[Begin Data entries]

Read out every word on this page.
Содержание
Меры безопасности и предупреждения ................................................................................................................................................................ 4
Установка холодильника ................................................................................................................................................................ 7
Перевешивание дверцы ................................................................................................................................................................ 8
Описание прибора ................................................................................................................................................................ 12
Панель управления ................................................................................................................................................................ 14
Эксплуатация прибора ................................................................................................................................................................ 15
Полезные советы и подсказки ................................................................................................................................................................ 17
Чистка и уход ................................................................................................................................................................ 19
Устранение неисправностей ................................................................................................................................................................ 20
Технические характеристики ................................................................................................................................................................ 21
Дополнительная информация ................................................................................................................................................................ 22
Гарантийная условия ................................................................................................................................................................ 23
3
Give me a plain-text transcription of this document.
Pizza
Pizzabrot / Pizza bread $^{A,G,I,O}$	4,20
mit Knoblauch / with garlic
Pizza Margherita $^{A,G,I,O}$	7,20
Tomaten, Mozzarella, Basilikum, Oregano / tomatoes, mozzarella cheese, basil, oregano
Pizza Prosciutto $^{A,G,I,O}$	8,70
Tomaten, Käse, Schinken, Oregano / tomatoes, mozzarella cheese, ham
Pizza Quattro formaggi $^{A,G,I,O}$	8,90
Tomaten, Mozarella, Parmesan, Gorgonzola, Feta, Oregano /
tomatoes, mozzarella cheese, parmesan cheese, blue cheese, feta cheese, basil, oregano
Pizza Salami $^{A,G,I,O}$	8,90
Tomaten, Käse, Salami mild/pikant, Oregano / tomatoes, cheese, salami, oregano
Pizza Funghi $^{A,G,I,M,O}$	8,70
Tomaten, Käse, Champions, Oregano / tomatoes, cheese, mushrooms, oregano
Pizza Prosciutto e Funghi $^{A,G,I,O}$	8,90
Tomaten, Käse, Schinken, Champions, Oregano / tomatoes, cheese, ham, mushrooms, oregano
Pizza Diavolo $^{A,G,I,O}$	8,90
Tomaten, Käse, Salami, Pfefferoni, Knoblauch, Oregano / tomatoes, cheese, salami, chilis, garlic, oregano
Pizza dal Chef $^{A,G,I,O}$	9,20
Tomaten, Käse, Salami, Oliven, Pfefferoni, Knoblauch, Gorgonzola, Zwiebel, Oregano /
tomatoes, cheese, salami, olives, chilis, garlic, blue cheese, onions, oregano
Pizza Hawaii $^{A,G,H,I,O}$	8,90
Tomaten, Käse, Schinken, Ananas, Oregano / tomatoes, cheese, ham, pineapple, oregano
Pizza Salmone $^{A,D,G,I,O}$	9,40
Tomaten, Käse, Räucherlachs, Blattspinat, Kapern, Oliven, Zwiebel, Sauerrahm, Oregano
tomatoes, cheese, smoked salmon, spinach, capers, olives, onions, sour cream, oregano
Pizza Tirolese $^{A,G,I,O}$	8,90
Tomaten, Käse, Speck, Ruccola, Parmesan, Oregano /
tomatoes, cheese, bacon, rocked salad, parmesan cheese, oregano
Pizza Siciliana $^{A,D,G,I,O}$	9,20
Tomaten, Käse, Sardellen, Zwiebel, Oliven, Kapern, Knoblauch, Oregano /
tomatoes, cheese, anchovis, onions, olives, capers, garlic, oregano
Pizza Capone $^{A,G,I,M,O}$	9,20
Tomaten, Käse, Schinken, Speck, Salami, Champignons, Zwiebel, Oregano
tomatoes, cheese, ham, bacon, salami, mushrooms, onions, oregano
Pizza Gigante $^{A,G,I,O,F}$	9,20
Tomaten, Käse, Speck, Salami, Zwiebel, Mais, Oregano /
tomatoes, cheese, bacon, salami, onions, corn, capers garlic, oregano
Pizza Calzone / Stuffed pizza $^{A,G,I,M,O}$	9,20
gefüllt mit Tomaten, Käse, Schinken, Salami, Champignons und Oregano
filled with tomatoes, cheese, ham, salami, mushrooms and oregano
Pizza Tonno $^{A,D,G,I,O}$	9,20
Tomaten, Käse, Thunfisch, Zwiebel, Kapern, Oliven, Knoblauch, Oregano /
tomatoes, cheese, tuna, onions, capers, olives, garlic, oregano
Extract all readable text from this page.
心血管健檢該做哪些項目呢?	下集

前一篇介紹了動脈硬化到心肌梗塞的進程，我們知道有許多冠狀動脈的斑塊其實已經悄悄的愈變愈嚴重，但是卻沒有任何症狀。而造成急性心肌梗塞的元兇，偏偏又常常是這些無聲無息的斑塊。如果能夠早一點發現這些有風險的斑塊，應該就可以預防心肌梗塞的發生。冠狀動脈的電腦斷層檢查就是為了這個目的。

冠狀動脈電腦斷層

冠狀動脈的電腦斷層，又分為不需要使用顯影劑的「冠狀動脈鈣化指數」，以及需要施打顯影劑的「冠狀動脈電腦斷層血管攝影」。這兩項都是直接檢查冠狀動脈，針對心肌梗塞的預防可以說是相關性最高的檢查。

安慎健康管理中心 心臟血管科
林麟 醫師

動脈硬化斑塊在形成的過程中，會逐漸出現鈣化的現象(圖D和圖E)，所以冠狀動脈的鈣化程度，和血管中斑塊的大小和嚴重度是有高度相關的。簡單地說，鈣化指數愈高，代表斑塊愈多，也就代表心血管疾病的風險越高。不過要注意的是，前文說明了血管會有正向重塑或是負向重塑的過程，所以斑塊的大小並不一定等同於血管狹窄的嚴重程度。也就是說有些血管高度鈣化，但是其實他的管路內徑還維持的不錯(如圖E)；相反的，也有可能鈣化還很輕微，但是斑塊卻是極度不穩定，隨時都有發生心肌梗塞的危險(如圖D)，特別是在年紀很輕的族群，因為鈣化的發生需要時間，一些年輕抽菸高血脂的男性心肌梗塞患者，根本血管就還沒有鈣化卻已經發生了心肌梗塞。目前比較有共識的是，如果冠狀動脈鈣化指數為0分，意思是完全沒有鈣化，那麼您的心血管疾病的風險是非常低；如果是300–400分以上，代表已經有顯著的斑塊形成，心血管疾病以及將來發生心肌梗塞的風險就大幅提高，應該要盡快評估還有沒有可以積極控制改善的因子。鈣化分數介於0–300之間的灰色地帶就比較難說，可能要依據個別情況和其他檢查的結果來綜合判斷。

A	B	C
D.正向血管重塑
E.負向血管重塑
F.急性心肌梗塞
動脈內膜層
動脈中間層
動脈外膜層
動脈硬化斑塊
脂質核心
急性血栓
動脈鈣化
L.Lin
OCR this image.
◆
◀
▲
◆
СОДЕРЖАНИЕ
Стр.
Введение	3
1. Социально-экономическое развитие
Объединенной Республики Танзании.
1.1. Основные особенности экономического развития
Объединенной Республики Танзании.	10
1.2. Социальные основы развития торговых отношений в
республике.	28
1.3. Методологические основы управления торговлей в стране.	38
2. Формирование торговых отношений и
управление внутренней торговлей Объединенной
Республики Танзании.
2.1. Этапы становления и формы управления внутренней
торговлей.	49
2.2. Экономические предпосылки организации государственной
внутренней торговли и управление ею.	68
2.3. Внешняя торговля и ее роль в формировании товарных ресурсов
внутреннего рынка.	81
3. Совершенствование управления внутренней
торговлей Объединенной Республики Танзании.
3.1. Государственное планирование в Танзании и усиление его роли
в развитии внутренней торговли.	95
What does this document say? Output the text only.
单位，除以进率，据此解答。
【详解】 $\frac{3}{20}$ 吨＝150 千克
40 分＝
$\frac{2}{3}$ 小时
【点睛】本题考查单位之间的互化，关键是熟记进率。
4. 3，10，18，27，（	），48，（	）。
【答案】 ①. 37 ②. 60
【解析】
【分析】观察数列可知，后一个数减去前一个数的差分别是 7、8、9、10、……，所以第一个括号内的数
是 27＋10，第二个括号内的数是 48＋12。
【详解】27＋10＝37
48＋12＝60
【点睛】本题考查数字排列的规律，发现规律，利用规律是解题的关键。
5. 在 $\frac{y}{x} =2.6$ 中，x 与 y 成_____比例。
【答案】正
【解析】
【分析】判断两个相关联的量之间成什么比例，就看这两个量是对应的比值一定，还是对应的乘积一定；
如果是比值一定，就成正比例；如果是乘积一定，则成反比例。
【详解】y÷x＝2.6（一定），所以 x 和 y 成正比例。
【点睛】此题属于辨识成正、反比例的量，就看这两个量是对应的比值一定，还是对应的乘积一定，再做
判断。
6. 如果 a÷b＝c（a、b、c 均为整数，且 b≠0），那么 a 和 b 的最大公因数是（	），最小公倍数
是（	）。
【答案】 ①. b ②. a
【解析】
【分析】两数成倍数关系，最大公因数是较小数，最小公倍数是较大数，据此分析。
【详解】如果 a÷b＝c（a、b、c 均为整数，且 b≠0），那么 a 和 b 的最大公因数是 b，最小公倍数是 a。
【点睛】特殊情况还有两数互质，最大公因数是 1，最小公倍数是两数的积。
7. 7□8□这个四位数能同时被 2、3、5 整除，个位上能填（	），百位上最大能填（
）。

[End Data entries]

On how many lines does the word "торговли" appear? Answer with only the number.

#### Answer to the exercise
2